Stated problem →
From the listing below, extract every line in which the word "Tercile" appears.

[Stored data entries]
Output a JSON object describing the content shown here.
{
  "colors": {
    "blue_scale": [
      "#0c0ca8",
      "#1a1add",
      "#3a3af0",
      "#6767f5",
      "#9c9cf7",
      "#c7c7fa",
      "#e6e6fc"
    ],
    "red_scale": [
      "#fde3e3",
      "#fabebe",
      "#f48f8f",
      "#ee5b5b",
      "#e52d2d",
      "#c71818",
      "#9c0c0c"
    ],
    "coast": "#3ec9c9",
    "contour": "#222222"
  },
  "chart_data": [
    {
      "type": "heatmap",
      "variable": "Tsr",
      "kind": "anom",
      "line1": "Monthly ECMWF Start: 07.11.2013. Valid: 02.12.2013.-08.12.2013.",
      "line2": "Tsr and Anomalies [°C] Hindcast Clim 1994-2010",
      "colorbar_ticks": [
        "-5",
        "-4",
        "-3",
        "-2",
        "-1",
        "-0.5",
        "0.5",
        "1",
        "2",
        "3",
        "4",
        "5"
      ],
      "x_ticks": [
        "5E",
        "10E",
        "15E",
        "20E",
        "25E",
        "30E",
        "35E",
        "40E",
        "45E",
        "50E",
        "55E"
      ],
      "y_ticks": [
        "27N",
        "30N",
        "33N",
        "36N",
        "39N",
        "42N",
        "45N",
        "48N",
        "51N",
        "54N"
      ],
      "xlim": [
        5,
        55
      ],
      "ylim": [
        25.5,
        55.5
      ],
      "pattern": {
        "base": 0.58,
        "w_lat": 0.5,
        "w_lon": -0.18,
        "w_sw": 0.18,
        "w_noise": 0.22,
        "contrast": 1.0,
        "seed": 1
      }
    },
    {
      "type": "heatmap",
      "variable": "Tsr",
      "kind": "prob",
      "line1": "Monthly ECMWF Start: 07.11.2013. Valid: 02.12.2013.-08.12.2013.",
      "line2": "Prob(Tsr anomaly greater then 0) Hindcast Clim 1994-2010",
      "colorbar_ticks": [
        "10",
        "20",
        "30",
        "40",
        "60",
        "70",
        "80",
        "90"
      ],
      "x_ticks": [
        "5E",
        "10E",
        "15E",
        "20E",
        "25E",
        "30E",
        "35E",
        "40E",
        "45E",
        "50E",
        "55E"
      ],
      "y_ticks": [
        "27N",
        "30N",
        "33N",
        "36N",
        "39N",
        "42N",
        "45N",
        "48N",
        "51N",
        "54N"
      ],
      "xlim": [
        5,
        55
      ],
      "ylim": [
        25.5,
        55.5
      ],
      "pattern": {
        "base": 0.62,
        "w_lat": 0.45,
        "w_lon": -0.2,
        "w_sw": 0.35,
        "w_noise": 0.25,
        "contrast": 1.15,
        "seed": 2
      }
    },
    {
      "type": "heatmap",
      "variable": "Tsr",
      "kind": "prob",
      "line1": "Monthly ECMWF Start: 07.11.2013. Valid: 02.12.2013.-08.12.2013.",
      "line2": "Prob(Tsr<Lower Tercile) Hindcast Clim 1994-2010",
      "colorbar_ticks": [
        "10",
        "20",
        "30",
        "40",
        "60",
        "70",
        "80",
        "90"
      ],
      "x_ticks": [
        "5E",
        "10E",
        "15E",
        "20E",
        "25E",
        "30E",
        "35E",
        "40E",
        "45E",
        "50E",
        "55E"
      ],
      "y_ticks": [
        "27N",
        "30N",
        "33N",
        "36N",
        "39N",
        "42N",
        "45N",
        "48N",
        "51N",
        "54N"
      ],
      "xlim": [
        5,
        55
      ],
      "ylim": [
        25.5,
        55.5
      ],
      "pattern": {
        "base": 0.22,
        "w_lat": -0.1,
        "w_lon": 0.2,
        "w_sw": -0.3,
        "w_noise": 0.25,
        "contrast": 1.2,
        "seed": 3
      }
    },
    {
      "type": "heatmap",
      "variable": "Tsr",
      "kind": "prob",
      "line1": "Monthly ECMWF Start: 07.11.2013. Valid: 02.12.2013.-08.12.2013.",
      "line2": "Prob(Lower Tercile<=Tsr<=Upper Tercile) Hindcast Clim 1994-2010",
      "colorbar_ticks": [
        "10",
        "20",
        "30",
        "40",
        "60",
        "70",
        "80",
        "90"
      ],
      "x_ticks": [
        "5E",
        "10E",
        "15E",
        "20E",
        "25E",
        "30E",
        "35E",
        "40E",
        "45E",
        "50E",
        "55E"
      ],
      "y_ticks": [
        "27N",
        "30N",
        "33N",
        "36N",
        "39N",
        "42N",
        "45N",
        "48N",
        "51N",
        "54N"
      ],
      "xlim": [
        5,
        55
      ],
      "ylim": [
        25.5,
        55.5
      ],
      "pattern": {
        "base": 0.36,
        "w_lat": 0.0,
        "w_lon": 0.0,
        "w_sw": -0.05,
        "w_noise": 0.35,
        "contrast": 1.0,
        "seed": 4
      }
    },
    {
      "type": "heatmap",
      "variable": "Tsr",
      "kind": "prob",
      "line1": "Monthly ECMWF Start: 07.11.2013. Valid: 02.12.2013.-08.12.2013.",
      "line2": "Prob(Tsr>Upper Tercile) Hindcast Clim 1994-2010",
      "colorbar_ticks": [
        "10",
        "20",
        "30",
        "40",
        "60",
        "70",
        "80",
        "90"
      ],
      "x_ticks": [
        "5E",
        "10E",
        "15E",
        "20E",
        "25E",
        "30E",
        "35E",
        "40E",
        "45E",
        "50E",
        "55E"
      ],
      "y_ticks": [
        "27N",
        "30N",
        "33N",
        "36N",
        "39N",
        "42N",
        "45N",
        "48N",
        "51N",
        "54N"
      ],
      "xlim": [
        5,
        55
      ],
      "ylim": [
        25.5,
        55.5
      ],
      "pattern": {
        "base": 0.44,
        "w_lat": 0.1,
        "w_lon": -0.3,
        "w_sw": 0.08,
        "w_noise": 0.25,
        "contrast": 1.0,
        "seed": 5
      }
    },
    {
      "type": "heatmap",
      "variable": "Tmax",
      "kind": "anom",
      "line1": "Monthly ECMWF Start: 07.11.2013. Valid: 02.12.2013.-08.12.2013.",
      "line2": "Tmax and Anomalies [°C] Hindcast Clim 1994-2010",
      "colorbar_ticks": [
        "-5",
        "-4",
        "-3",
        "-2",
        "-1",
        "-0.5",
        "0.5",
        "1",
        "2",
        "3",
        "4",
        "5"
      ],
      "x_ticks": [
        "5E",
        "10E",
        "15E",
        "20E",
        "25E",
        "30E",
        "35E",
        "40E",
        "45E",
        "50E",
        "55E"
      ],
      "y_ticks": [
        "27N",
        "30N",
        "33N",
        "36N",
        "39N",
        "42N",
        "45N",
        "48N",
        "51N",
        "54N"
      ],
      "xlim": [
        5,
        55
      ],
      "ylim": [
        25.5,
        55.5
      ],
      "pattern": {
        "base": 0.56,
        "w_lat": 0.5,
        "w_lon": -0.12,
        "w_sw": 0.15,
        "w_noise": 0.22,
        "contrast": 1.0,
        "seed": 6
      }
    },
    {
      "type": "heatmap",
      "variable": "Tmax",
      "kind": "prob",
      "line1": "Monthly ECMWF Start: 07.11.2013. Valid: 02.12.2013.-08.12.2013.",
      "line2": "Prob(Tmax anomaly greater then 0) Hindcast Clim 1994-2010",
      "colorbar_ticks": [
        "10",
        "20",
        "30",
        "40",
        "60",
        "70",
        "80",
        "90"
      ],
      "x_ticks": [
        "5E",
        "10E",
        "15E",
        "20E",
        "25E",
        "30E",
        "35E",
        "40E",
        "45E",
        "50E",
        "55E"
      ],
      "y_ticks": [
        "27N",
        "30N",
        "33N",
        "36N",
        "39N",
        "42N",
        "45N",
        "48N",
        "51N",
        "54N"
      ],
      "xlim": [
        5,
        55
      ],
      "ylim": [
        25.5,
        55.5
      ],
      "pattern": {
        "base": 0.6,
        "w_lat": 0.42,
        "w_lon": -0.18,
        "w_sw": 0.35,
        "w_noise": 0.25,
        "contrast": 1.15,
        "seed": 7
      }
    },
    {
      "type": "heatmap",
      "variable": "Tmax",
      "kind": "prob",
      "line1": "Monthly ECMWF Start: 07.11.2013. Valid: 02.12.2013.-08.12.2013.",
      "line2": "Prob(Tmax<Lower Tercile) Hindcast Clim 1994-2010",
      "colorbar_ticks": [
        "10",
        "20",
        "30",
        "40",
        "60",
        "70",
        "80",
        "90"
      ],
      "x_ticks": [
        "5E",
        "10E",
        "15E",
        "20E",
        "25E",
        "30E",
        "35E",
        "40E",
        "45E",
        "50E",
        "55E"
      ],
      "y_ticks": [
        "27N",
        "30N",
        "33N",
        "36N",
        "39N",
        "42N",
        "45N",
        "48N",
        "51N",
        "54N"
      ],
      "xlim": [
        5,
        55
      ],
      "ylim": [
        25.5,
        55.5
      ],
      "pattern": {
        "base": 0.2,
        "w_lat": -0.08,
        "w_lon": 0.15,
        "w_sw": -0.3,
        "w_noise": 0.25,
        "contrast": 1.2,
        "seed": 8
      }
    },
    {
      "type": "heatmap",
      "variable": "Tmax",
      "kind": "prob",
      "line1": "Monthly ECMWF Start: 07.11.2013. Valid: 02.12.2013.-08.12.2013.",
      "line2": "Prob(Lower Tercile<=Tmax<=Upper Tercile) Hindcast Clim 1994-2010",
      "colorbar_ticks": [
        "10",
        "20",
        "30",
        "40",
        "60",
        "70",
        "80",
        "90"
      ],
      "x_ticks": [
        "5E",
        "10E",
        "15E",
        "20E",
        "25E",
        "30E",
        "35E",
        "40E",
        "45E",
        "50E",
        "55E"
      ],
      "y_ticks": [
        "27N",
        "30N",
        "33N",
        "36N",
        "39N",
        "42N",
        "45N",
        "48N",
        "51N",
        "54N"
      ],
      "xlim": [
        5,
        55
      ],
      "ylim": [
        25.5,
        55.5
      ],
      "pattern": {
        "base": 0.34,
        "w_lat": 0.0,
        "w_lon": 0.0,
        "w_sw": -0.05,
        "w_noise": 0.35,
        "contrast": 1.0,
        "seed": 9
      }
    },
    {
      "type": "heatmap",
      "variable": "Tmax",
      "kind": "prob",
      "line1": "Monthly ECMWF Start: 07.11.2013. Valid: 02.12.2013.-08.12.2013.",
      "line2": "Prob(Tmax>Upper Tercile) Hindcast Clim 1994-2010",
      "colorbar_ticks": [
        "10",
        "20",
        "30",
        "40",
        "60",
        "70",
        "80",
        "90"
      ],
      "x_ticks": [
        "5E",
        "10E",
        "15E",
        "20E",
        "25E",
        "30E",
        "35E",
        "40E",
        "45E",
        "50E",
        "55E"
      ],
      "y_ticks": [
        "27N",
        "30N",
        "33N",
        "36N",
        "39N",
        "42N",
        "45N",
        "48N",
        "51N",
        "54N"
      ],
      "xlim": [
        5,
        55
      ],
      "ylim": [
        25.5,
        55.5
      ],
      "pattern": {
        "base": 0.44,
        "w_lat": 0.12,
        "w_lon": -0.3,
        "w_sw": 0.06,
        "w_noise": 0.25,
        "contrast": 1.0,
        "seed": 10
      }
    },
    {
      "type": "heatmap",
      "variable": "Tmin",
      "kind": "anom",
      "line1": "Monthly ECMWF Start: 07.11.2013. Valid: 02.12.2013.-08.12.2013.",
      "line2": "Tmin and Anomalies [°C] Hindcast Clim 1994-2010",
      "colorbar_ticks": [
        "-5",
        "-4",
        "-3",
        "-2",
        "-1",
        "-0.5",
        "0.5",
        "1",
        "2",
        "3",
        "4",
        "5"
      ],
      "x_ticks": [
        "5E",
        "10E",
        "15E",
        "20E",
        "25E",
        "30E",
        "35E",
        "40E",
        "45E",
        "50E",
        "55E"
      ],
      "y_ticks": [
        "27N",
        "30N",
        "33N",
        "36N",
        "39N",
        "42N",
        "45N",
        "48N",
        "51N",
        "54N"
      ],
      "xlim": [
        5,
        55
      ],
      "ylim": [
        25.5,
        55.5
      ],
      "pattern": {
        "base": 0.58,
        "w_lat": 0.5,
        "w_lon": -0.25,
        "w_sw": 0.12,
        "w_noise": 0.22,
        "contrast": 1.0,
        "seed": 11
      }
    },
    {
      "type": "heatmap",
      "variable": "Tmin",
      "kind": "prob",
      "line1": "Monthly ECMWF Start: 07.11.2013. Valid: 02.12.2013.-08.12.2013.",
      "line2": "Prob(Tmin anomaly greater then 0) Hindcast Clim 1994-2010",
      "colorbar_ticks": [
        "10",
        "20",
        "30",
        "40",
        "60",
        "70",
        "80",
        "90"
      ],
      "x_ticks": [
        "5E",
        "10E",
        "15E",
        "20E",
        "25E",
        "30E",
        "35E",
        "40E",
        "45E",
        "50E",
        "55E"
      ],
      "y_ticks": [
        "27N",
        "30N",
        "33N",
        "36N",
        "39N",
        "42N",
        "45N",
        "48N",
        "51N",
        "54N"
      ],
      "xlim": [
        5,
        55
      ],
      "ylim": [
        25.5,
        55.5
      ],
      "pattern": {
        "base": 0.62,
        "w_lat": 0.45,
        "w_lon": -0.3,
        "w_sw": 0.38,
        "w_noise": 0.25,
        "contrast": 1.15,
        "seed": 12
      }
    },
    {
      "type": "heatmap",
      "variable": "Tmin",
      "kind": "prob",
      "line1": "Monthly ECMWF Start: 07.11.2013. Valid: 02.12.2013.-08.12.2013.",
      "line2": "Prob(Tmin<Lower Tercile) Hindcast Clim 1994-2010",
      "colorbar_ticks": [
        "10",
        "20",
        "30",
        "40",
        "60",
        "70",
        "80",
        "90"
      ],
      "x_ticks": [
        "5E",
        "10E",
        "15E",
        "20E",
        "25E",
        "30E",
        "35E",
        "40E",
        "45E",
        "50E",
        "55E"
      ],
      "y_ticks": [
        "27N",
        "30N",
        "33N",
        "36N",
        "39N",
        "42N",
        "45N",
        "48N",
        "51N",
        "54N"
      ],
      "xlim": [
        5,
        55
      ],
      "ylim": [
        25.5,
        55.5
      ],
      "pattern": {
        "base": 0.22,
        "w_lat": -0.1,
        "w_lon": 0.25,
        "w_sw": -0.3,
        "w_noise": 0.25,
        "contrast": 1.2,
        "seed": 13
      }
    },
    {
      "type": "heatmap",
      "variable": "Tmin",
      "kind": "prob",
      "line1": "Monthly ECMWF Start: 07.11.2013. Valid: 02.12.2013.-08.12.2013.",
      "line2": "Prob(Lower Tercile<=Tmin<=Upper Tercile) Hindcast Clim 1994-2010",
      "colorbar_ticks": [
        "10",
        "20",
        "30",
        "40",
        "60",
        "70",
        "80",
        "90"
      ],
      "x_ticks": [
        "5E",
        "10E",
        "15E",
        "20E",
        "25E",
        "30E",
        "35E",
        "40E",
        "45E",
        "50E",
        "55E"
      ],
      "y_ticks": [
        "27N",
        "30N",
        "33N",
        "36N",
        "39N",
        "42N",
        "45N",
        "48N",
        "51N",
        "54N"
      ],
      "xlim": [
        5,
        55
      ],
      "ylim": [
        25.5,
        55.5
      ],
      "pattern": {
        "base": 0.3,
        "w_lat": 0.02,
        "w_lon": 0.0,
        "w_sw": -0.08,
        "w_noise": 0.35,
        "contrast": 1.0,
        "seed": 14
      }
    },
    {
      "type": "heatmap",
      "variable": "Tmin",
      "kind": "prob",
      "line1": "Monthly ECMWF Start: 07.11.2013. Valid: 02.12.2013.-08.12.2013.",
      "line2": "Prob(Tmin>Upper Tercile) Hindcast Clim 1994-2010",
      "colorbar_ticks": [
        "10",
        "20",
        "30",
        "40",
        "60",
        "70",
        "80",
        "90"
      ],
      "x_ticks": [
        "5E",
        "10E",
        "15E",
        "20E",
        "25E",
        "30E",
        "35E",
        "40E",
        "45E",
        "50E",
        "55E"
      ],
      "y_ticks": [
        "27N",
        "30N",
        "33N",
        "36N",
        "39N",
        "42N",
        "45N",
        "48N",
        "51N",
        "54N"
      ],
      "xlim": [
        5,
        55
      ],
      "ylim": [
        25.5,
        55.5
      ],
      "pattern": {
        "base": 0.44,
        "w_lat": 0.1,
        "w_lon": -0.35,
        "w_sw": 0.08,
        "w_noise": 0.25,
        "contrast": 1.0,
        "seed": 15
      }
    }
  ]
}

Exercise result →
      "line2": "Prob(Tsr<Lower Tercile) Hindcast Clim 1994-2010",
      "line2": "Prob(Lower Tercile<=Tsr<=Upper Tercile) Hindcast Clim 1994-2010",
      "line2": "Prob(Tsr>Upper Tercile) Hindcast Clim 1994-2010",
      "line2": "Prob(Tmax<Lower Tercile) Hindcast Clim 1994-2010",
      "line2": "Prob(Lower Tercile<=Tmax<=Upper Tercile) Hindcast Clim 1994-2010",
      "line2": "Prob(Tmax>Upper Tercile) Hindcast Clim 1994-2010",
      "line2": "Prob(Tmin<Lower Tercile) Hindcast Clim 1994-2010",
      "line2": "Prob(Lower Tercile<=Tmin<=Upper Tercile) Hindcast Clim 1994-2010",
      "line2": "Prob(Tmin>Upper Tercile) Hindcast Clim 1994-2010",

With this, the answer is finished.